● GIVEN REQUEST
Restate the data word for word and leave the images out.

[Part of a data file]
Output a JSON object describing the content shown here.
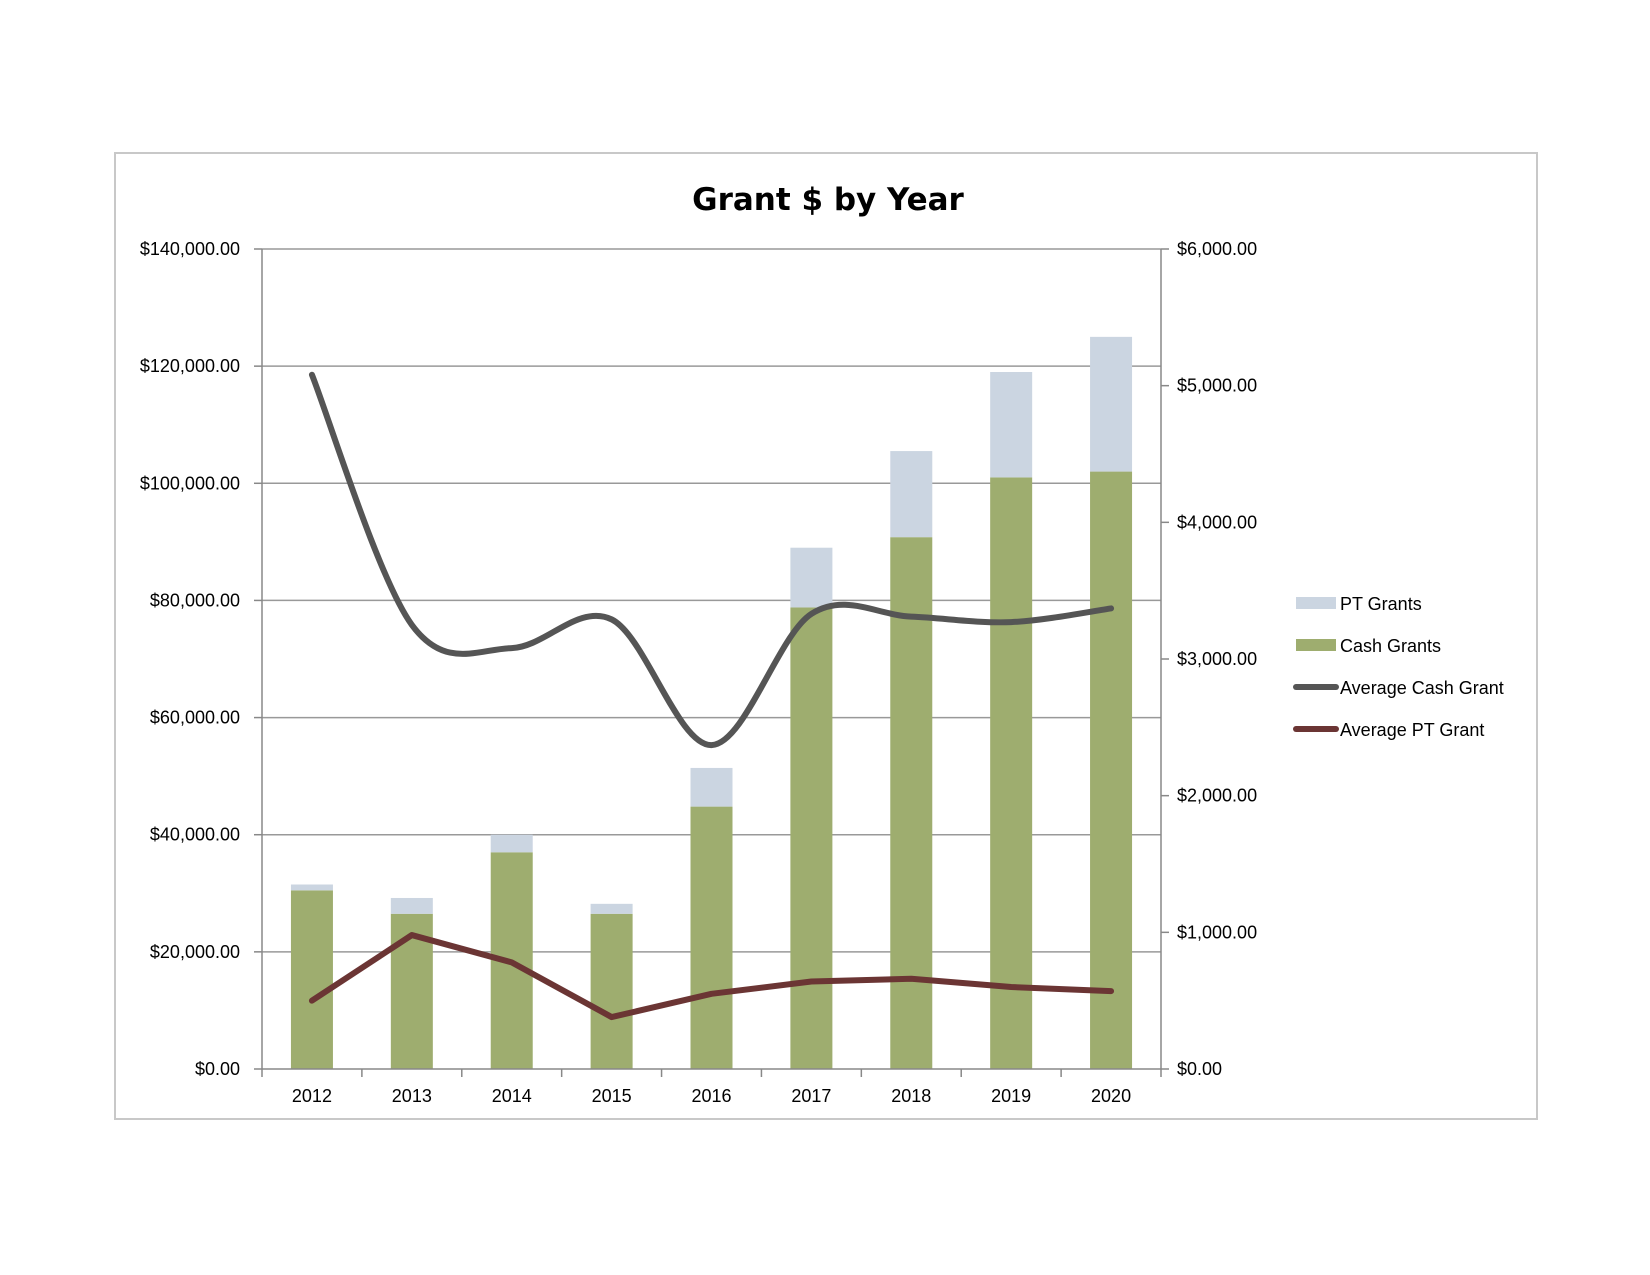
{
  "chart_data": {
    "type": "bar",
    "title": "Grant $ by Year",
    "categories": [
      "2012",
      "2013",
      "2014",
      "2015",
      "2016",
      "2017",
      "2018",
      "2019",
      "2020"
    ],
    "stacked": true,
    "y_left": {
      "range": [
        0,
        140000
      ],
      "ticks": [
        0,
        20000,
        40000,
        60000,
        80000,
        100000,
        120000,
        140000
      ],
      "tick_labels": [
        "$0.00",
        "$20,000.00",
        "$40,000.00",
        "$60,000.00",
        "$80,000.00",
        "$100,000.00",
        "$120,000.00",
        "$140,000.00"
      ]
    },
    "y_right": {
      "range": [
        0,
        6000
      ],
      "ticks": [
        0,
        1000,
        2000,
        3000,
        4000,
        5000,
        6000
      ],
      "tick_labels": [
        "$0.00",
        "$1,000.00",
        "$2,000.00",
        "$3,000.00",
        "$4,000.00",
        "$5,000.00",
        "$6,000.00"
      ]
    },
    "grid": true,
    "legend_position": "right",
    "series": [
      {
        "name": "Cash Grants",
        "kind": "bar",
        "axis": "left",
        "color": "#9ead6f",
        "values": [
          30500,
          26500,
          37000,
          26500,
          44800,
          78800,
          90800,
          101000,
          102000
        ]
      },
      {
        "name": "PT Grants",
        "kind": "bar",
        "axis": "left",
        "color": "#cbd5e1",
        "values": [
          1000,
          2700,
          3000,
          1700,
          6600,
          10200,
          14700,
          18000,
          23000
        ]
      },
      {
        "name": "Average Cash Grant",
        "kind": "line",
        "smooth": true,
        "axis": "right",
        "color": "#555555",
        "values": [
          5080,
          3250,
          3080,
          3290,
          2370,
          3330,
          3310,
          3270,
          3370
        ]
      },
      {
        "name": "Average PT Grant",
        "kind": "line",
        "smooth": false,
        "axis": "right",
        "color": "#6b3534",
        "values": [
          500,
          980,
          780,
          380,
          550,
          640,
          660,
          600,
          570
        ]
      }
    ]
  }
}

● ANSWER
Output a JSON object describing the content shown here.
{
  "chart_data": {
    "type": "bar",
    "title": "Grant $ by Year",
    "categories": [
      "2012",
      "2013",
      "2014",
      "2015",
      "2016",
      "2017",
      "2018",
      "2019",
      "2020"
    ],
    "stacked": true,
    "y_left": {
      "range": [
        0,
        140000
      ],
      "ticks": [
        0,
        20000,
        40000,
        60000,
        80000,
        100000,
        120000,
        140000
      ],
      "tick_labels": [
        "$0.00",
        "$20,000.00",
        "$40,000.00",
        "$60,000.00",
        "$80,000.00",
        "$100,000.00",
        "$120,000.00",
        "$140,000.00"
      ]
    },
    "y_right": {
      "range": [
        0,
        6000
      ],
      "ticks": [
        0,
        1000,
        2000,
        3000,
        4000,
        5000,
        6000
      ],
      "tick_labels": [
        "$0.00",
        "$1,000.00",
        "$2,000.00",
        "$3,000.00",
        "$4,000.00",
        "$5,000.00",
        "$6,000.00"
      ]
    },
    "grid": true,
    "legend_position": "right",
    "series": [
      {
        "name": "Cash Grants",
        "kind": "bar",
        "axis": "left",
        "color": "#9ead6f",
        "values": [
          30500,
          26500,
          37000,
          26500,
          44800,
          78800,
          90800,
          101000,
          102000
        ]
      },
      {
        "name": "PT Grants",
        "kind": "bar",
        "axis": "left",
        "color": "#cbd5e1",
        "values": [
          1000,
          2700,
          3000,
          1700,
          6600,
          10200,
          14700,
          18000,
          23000
        ]
      },
      {
        "name": "Average Cash Grant",
        "kind": "line",
        "smooth": true,
        "axis": "right",
        "color": "#555555",
        "values": [
          5080,
          3250,
          3080,
          3290,
          2370,
          3330,
          3310,
          3270,
          3370
        ]
      },
      {
        "name": "Average PT Grant",
        "kind": "line",
        "smooth": false,
        "axis": "right",
        "color": "#6b3534",
        "values": [
          500,
          980,
          780,
          380,
          550,
          640,
          660,
          600,
          570
        ]
      }
    ]
  }
}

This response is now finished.